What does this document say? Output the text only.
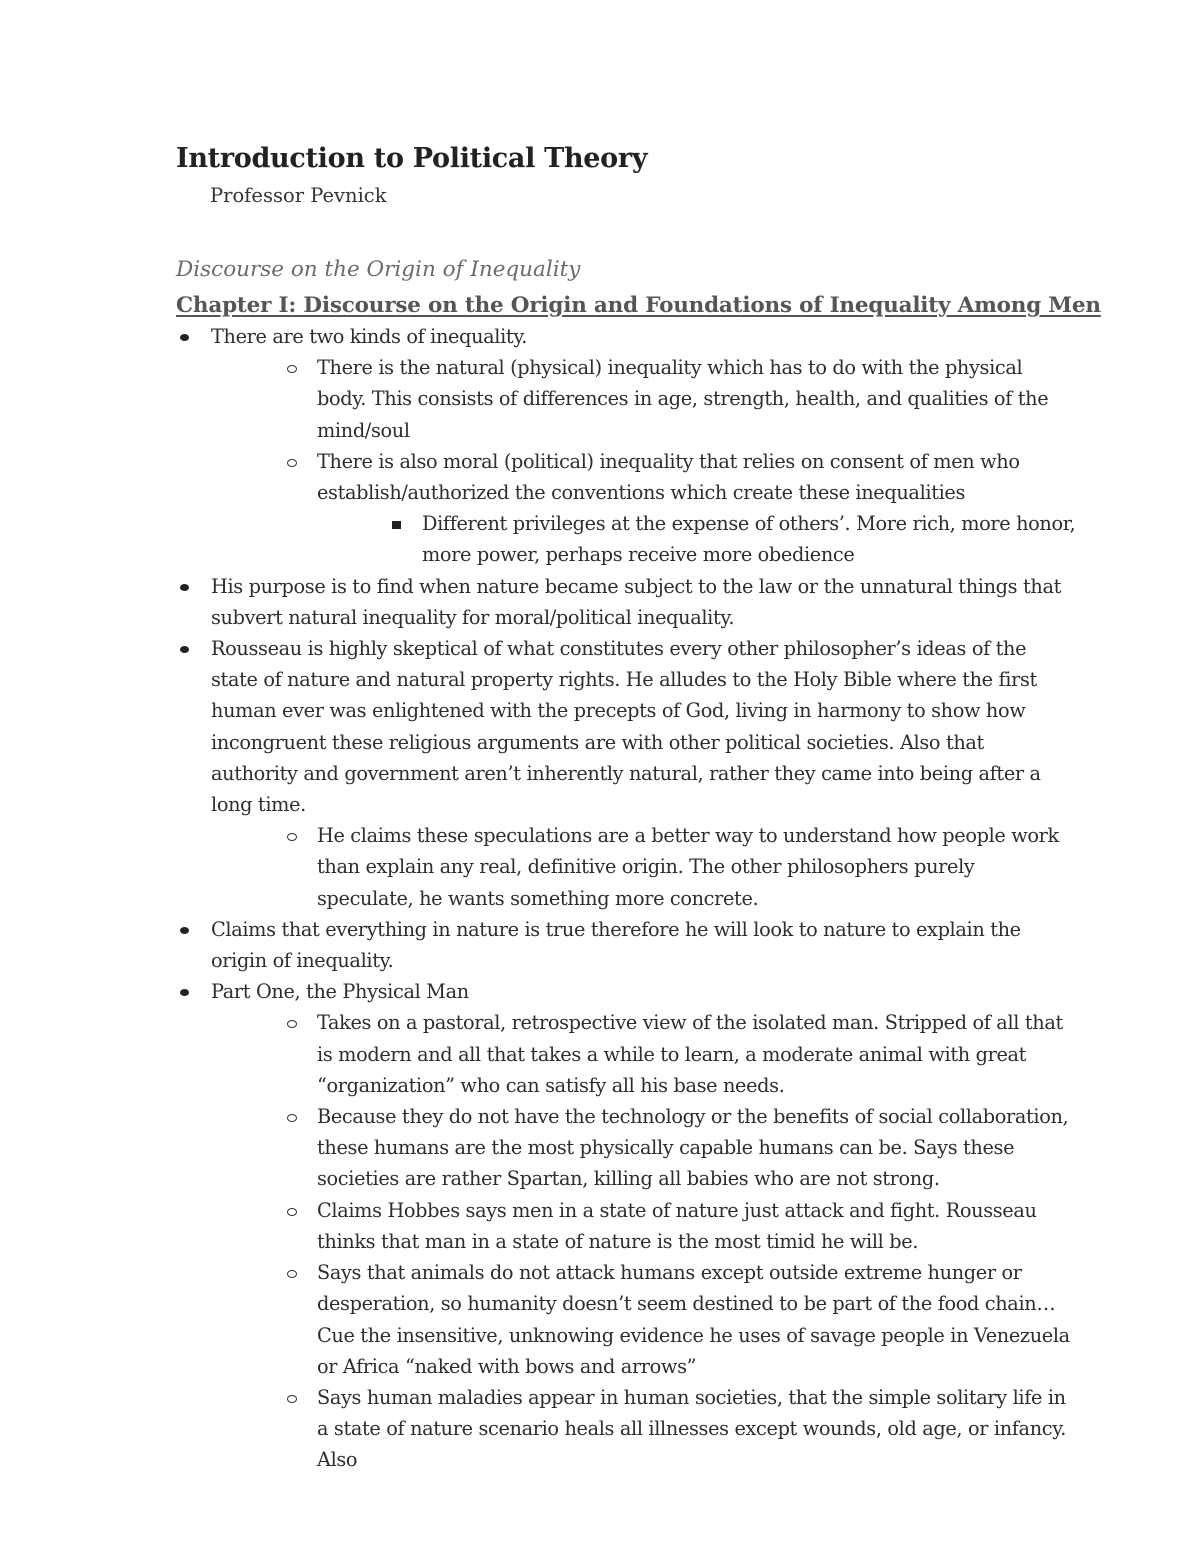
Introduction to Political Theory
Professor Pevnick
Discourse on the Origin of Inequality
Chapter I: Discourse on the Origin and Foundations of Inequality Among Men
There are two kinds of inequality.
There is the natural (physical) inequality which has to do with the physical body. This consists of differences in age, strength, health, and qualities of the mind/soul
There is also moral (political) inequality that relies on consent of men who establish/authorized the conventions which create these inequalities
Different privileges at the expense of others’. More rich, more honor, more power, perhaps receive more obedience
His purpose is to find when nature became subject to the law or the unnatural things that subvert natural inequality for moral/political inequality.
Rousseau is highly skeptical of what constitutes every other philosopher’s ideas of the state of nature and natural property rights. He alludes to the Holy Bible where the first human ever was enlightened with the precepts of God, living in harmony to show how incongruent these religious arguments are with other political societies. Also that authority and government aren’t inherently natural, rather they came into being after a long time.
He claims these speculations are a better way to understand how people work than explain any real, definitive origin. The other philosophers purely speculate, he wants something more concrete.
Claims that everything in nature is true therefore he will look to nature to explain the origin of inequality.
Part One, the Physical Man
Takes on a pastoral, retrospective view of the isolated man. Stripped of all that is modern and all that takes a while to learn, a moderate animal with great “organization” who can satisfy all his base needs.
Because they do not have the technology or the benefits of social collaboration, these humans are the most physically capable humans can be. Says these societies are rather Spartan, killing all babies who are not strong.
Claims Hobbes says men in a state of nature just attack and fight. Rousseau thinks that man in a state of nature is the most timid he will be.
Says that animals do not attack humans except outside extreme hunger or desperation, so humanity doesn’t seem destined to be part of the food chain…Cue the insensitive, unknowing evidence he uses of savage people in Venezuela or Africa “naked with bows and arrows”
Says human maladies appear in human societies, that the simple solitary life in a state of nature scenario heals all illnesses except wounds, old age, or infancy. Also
+ + + + + + +
- [Job]
Pictures in the data above should not be copied; transcribe everything else exactly.

- [Answer to this task]
What does this document say? Output the text only.
Introduction to Political Theory
Professor Pevnick
Discourse on the Origin of Inequality
Chapter I: Discourse on the Origin and Foundations of Inequality Among Men
There are two kinds of inequality.
There is the natural (physical) inequality which has to do with the physical body. This consists of differences in age, strength, health, and qualities of the mind/soul
There is also moral (political) inequality that relies on consent of men who establish/authorized the conventions which create these inequalities
Different privileges at the expense of others’. More rich, more honor, more power, perhaps receive more obedience
His purpose is to find when nature became subject to the law or the unnatural things that subvert natural inequality for moral/political inequality.
Rousseau is highly skeptical of what constitutes every other philosopher’s ideas of the state of nature and natural property rights. He alludes to the Holy Bible where the first human ever was enlightened with the precepts of God, living in harmony to show how incongruent these religious arguments are with other political societies. Also that authority and government aren’t inherently natural, rather they came into being after a long time.
He claims these speculations are a better way to understand how people work than explain any real, definitive origin. The other philosophers purely speculate, he wants something more concrete.
Claims that everything in nature is true therefore he will look to nature to explain the origin of inequality.
Part One, the Physical Man
Takes on a pastoral, retrospective view of the isolated man. Stripped of all that is modern and all that takes a while to learn, a moderate animal with great “organization” who can satisfy all his base needs.
Because they do not have the technology or the benefits of social collaboration, these humans are the most physically capable humans can be. Says these societies are rather Spartan, killing all babies who are not strong.
Claims Hobbes says men in a state of nature just attack and fight. Rousseau thinks that man in a state of nature is the most timid he will be.
Says that animals do not attack humans except outside extreme hunger or desperation, so humanity doesn’t seem destined to be part of the food chain…Cue the insensitive, unknowing evidence he uses of savage people in Venezuela or Africa “naked with bows and arrows”
Says human maladies appear in human societies, that the simple solitary life in a state of nature scenario heals all illnesses except wounds, old age, or infancy. Also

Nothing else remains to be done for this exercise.